■ **What you should do**
Copy the records below word for word and leave out the pictures.

************

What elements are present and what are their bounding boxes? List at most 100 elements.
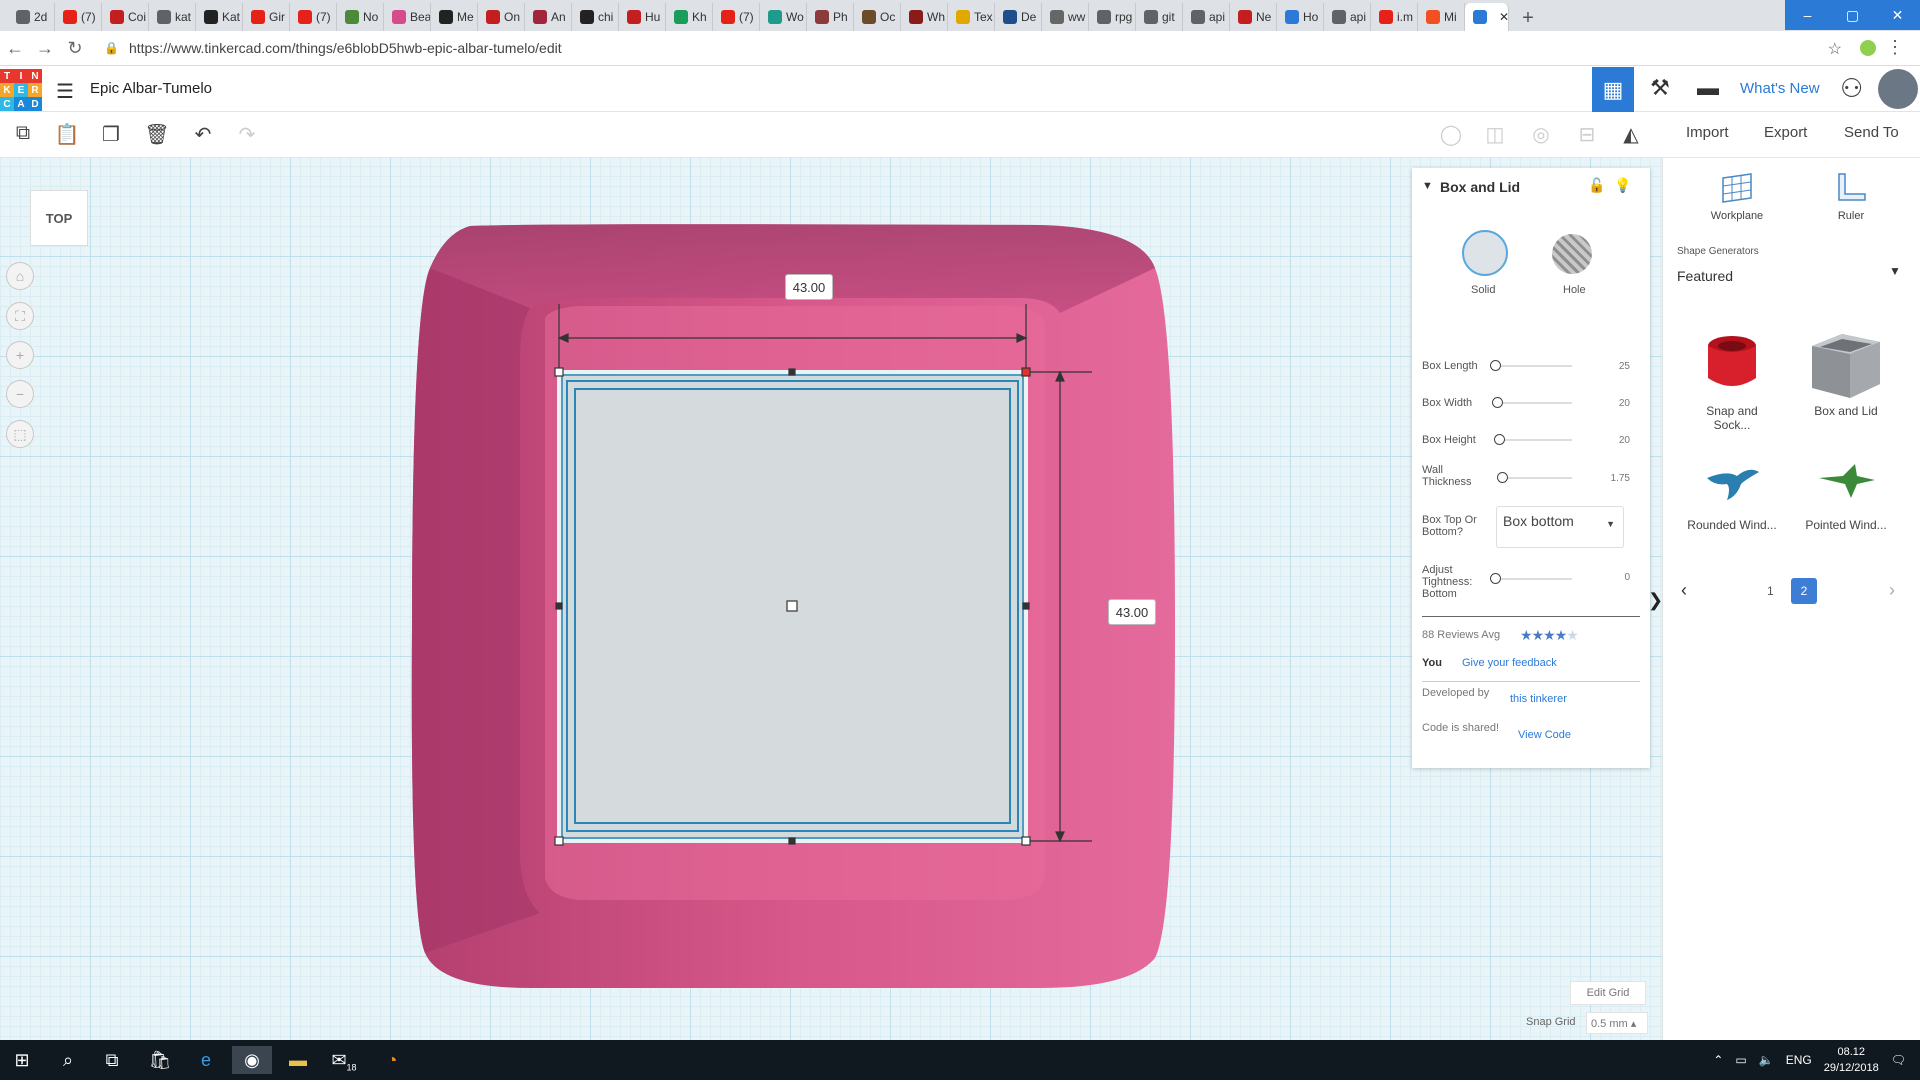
view-code-link[interactable]: View Code (1518, 729, 1571, 741)
param-value[interactable]: 1.75 (1611, 473, 1630, 484)
slider-knob[interactable] (1496, 472, 1508, 483)
redo-icon[interactable]: ↷ (234, 122, 260, 148)
light-icon[interactable]: ◯ (1438, 122, 1464, 148)
close-tab-icon[interactable]: ✕ (1499, 10, 1508, 24)
width-dimension-field[interactable]: 43.00 (785, 274, 833, 300)
group-icon[interactable]: ◫ (1482, 122, 1508, 148)
hole-swatch[interactable] (1552, 234, 1592, 274)
copy-icon[interactable]: ⧉ (10, 122, 36, 148)
chrome-icon[interactable]: ◉ (232, 1046, 272, 1074)
browser-tab[interactable]: No (337, 3, 384, 31)
home-view-icon[interactable]: ⌂ (6, 262, 34, 290)
box-top-select[interactable]: Box bottom ▼ (1496, 506, 1624, 548)
browser-tab[interactable]: Kat (196, 3, 243, 31)
search-icon[interactable]: ⌕ (48, 1046, 88, 1074)
design-title[interactable]: Epic Albar-Tumelo (90, 80, 212, 97)
edit-grid-button[interactable]: Edit Grid (1570, 981, 1646, 1005)
notifications-icon[interactable]: 🗨 (1891, 1053, 1906, 1067)
codeblocks-icon[interactable]: ⚒ (1645, 75, 1675, 105)
tightness-slider-knob[interactable] (1490, 573, 1501, 584)
view-cube[interactable]: TOP (30, 190, 88, 246)
shape-tile[interactable]: Pointed Wind... (1801, 456, 1891, 532)
workplane-button[interactable]: Workplane (1697, 170, 1777, 222)
undo-icon[interactable]: ↶ (190, 122, 216, 148)
browser-tab[interactable]: Mi (1418, 3, 1465, 31)
ruler-button[interactable]: Ruler (1811, 170, 1891, 222)
collapse-caret-icon[interactable]: ▼ (1422, 180, 1433, 192)
url-field[interactable]: 🔒 https://www.tinkercad.com/things/e6blo… (104, 40, 562, 56)
extension-icon[interactable] (1860, 40, 1876, 56)
depth-dimension-field[interactable]: 43.00 (1108, 599, 1156, 625)
duplicate-icon[interactable]: ❐ (98, 122, 124, 148)
browser-tab[interactable]: Oc (854, 3, 901, 31)
edge-icon[interactable]: e (186, 1046, 226, 1074)
slider-knob[interactable] (1494, 434, 1506, 445)
paste-icon[interactable]: 📋 (54, 122, 80, 148)
tray-chevron-icon[interactable]: ⌃ (1713, 1053, 1723, 1067)
browser-tab[interactable]: Coi (102, 3, 149, 31)
avatar[interactable] (1878, 69, 1918, 109)
shape-tile[interactable]: Box and Lid (1801, 328, 1891, 418)
language-indicator[interactable]: ENG (1786, 1053, 1812, 1067)
page-2-button[interactable]: 2 (1791, 578, 1817, 604)
param-value[interactable]: 20 (1619, 435, 1630, 446)
page-1-button[interactable]: 1 (1767, 584, 1774, 598)
browser-menu-icon[interactable]: ⋮ (1886, 37, 1904, 58)
developer-link[interactable]: this tinkerer (1510, 693, 1567, 705)
browser-tab[interactable]: ✕ (1465, 3, 1509, 31)
blender-icon[interactable]: ◔ (372, 1046, 412, 1074)
collapse-panel-icon[interactable]: ❯ (1648, 590, 1663, 611)
add-user-icon[interactable]: ⚇ (1840, 73, 1863, 104)
dropdown-arrow-icon[interactable]: ▼ (1889, 264, 1901, 278)
snap-grid-select[interactable]: 0.5 mm ▴ (1586, 1012, 1648, 1034)
tightness-slider-track[interactable] (1498, 578, 1572, 580)
browser-tab[interactable]: 2d (8, 3, 55, 31)
browser-tab[interactable]: Tex (948, 3, 995, 31)
slider-track[interactable] (1498, 365, 1572, 367)
browser-tab[interactable]: An (525, 3, 572, 31)
close-window-button[interactable]: ✕ (1875, 0, 1920, 30)
browser-tab[interactable]: (7) (713, 3, 760, 31)
browser-tab[interactable]: Bea (384, 3, 431, 31)
browser-tab[interactable]: Wo (760, 3, 807, 31)
back-icon[interactable]: ← (0, 38, 30, 59)
slider-track[interactable] (1498, 402, 1572, 404)
zoom-out-icon[interactable]: − (6, 380, 34, 408)
browser-tab[interactable]: Ph (807, 3, 854, 31)
browser-tab[interactable]: kat (149, 3, 196, 31)
tightness-value[interactable]: 0 (1624, 572, 1630, 583)
design-list-icon[interactable]: ☰ (56, 79, 74, 104)
browser-tab[interactable]: Gir (243, 3, 290, 31)
slider-knob[interactable] (1490, 360, 1501, 371)
tinkercad-logo[interactable]: TINKERCAD (0, 69, 42, 111)
3d-design-view-button[interactable]: ▦ (1592, 67, 1634, 112)
shape-tile[interactable]: Snap and Sock... (1687, 328, 1777, 432)
store-icon[interactable]: 🛍 (140, 1046, 180, 1074)
delete-icon[interactable]: 🗑 (144, 122, 170, 148)
volume-icon[interactable]: 🔈 (1759, 1053, 1774, 1067)
prev-page-icon[interactable]: ‹ (1681, 580, 1687, 601)
browser-tab[interactable]: ww (1042, 3, 1089, 31)
param-value[interactable]: 20 (1619, 398, 1630, 409)
network-icon[interactable]: ▭ (1735, 1053, 1746, 1067)
browser-tab[interactable]: (7) (55, 3, 102, 31)
minimize-button[interactable]: – (1785, 0, 1830, 30)
mirror-icon[interactable]: ◭ (1618, 122, 1644, 148)
bookmark-star-icon[interactable]: ☆ (1828, 39, 1842, 59)
mail-icon[interactable]: ✉18 (324, 1046, 364, 1074)
new-tab-button[interactable]: + (1515, 5, 1541, 31)
browser-tab[interactable]: Wh (901, 3, 948, 31)
perspective-icon[interactable]: ⬚ (6, 420, 34, 448)
clock[interactable]: 08.12 29/12/2018 (1824, 1044, 1879, 1076)
slider-track[interactable] (1498, 477, 1572, 479)
browser-tab[interactable]: Ho (1277, 3, 1324, 31)
fit-view-icon[interactable]: ⛶ (6, 302, 34, 330)
zoom-in-icon[interactable]: + (6, 341, 34, 369)
align-icon[interactable]: ⊟ (1574, 122, 1600, 148)
bricks-icon[interactable]: ▬ (1693, 75, 1723, 105)
shape-tile[interactable]: Rounded Wind... (1687, 456, 1777, 532)
browser-tab[interactable]: Me (431, 3, 478, 31)
param-value[interactable]: 25 (1619, 361, 1630, 372)
slider-knob[interactable] (1492, 397, 1504, 408)
task-view-icon[interactable]: ⧉ (92, 1046, 132, 1074)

************

■ **Expected output**
What elements are present and what are their bounding boxes? List at most 100 elements.
view-code-link[interactable]: View Code (1518, 729, 1571, 741)
param-value[interactable]: 1.75 (1611, 473, 1630, 484)
slider-knob[interactable] (1496, 472, 1508, 483)
redo-icon[interactable]: ↷ (234, 122, 260, 148)
light-icon[interactable]: ◯ (1438, 122, 1464, 148)
close-tab-icon[interactable]: ✕ (1499, 10, 1508, 24)
width-dimension-field[interactable]: 43.00 (785, 274, 833, 300)
group-icon[interactable]: ◫ (1482, 122, 1508, 148)
hole-swatch[interactable] (1552, 234, 1592, 274)
copy-icon[interactable]: ⧉ (10, 122, 36, 148)
chrome-icon[interactable]: ◉ (232, 1046, 272, 1074)
browser-tab[interactable]: No (337, 3, 384, 31)
home-view-icon[interactable]: ⌂ (6, 262, 34, 290)
box-top-select[interactable]: Box bottom ▼ (1496, 506, 1624, 548)
browser-tab[interactable]: Kat (196, 3, 243, 31)
search-icon[interactable]: ⌕ (48, 1046, 88, 1074)
design-title[interactable]: Epic Albar-Tumelo (90, 80, 212, 97)
edit-grid-button[interactable]: Edit Grid (1570, 981, 1646, 1005)
notifications-icon[interactable]: 🗨 (1891, 1053, 1906, 1067)
codeblocks-icon[interactable]: ⚒ (1645, 75, 1675, 105)
tightness-slider-knob[interactable] (1490, 573, 1501, 584)
view-cube[interactable]: TOP (30, 190, 88, 246)
shape-tile[interactable]: Pointed Wind... (1801, 456, 1891, 532)
workplane-button[interactable]: Workplane (1697, 170, 1777, 222)
undo-icon[interactable]: ↶ (190, 122, 216, 148)
browser-tab[interactable]: Mi (1418, 3, 1465, 31)
ruler-button[interactable]: Ruler (1811, 170, 1891, 222)
collapse-caret-icon[interactable]: ▼ (1422, 180, 1433, 192)
url-field[interactable]: 🔒 https://www.tinkercad.com/things/e6blo… (104, 40, 562, 56)
extension-icon[interactable] (1860, 40, 1876, 56)
depth-dimension-field[interactable]: 43.00 (1108, 599, 1156, 625)
duplicate-icon[interactable]: ❐ (98, 122, 124, 148)
browser-tab[interactable]: Oc (854, 3, 901, 31)
edge-icon[interactable]: e (186, 1046, 226, 1074)
slider-knob[interactable] (1494, 434, 1506, 445)
paste-icon[interactable]: 📋 (54, 122, 80, 148)
tray-chevron-icon[interactable]: ⌃ (1713, 1053, 1723, 1067)
browser-tab[interactable]: Coi (102, 3, 149, 31)
avatar[interactable] (1878, 69, 1918, 109)
shape-tile[interactable]: Box and Lid (1801, 328, 1891, 418)
language-indicator[interactable]: ENG (1786, 1053, 1812, 1067)
page-2-button[interactable]: 2 (1791, 578, 1817, 604)
param-value[interactable]: 20 (1619, 435, 1630, 446)
page-1-button[interactable]: 1 (1767, 584, 1774, 598)
browser-menu-icon[interactable]: ⋮ (1886, 37, 1904, 58)
developer-link[interactable]: this tinkerer (1510, 693, 1567, 705)
browser-tab[interactable]: ✕ (1465, 3, 1509, 31)
blender-icon[interactable]: ◔ (372, 1046, 412, 1074)
collapse-panel-icon[interactable]: ❯ (1648, 590, 1663, 611)
add-user-icon[interactable]: ⚇ (1840, 73, 1863, 104)
dropdown-arrow-icon[interactable]: ▼ (1889, 264, 1901, 278)
snap-grid-select[interactable]: 0.5 mm ▴ (1586, 1012, 1648, 1034)
tightness-slider-track[interactable] (1498, 578, 1572, 580)
browser-tab[interactable]: 2d (8, 3, 55, 31)
browser-tab[interactable]: Tex (948, 3, 995, 31)
slider-track[interactable] (1498, 365, 1572, 367)
browser-tab[interactable]: An (525, 3, 572, 31)
close-window-button[interactable]: ✕ (1875, 0, 1920, 30)
browser-tab[interactable]: (7) (713, 3, 760, 31)
browser-tab[interactable]: Bea (384, 3, 431, 31)
browser-tab[interactable]: Wo (760, 3, 807, 31)
back-icon[interactable]: ← (0, 38, 30, 59)
slider-track[interactable] (1498, 402, 1572, 404)
zoom-out-icon[interactable]: − (6, 380, 34, 408)
browser-tab[interactable]: Ph (807, 3, 854, 31)
browser-tab[interactable]: kat (149, 3, 196, 31)
tightness-value[interactable]: 0 (1624, 572, 1630, 583)
design-list-icon[interactable]: ☰ (56, 79, 74, 104)
browser-tab[interactable]: Gir (243, 3, 290, 31)
slider-knob[interactable] (1490, 360, 1501, 371)
tinkercad-logo[interactable]: TINKERCAD (0, 69, 42, 111)
3d-design-view-button[interactable]: ▦ (1592, 67, 1634, 112)
shape-tile[interactable]: Snap and Sock... (1687, 328, 1777, 432)
store-icon[interactable]: 🛍 (140, 1046, 180, 1074)
delete-icon[interactable]: 🗑 (144, 122, 170, 148)
volume-icon[interactable]: 🔈 (1759, 1053, 1774, 1067)
prev-page-icon[interactable]: ‹ (1681, 580, 1687, 601)
browser-tab[interactable]: ww (1042, 3, 1089, 31)
param-value[interactable]: 20 (1619, 398, 1630, 409)
network-icon[interactable]: ▭ (1735, 1053, 1746, 1067)
browser-tab[interactable]: (7) (55, 3, 102, 31)
minimize-button[interactable]: – (1785, 0, 1830, 30)
mirror-icon[interactable]: ◭ (1618, 122, 1644, 148)
bookmark-star-icon[interactable]: ☆ (1828, 39, 1842, 59)
mail-icon[interactable]: ✉18 (324, 1046, 364, 1074)
new-tab-button[interactable]: + (1515, 5, 1541, 31)
browser-tab[interactable]: Wh (901, 3, 948, 31)
perspective-icon[interactable]: ⬚ (6, 420, 34, 448)
clock[interactable]: 08.12 29/12/2018 (1824, 1044, 1879, 1076)
slider-track[interactable] (1498, 477, 1572, 479)
browser-tab[interactable]: Ho (1277, 3, 1324, 31)
fit-view-icon[interactable]: ⛶ (6, 302, 34, 330)
zoom-in-icon[interactable]: + (6, 341, 34, 369)
align-icon[interactable]: ⊟ (1574, 122, 1600, 148)
bricks-icon[interactable]: ▬ (1693, 75, 1723, 105)
shape-tile[interactable]: Rounded Wind... (1687, 456, 1777, 532)
browser-tab[interactable]: Me (431, 3, 478, 31)
param-value[interactable]: 25 (1619, 361, 1630, 372)
slider-knob[interactable] (1492, 397, 1504, 408)
task-view-icon[interactable]: ⧉ (92, 1046, 132, 1074)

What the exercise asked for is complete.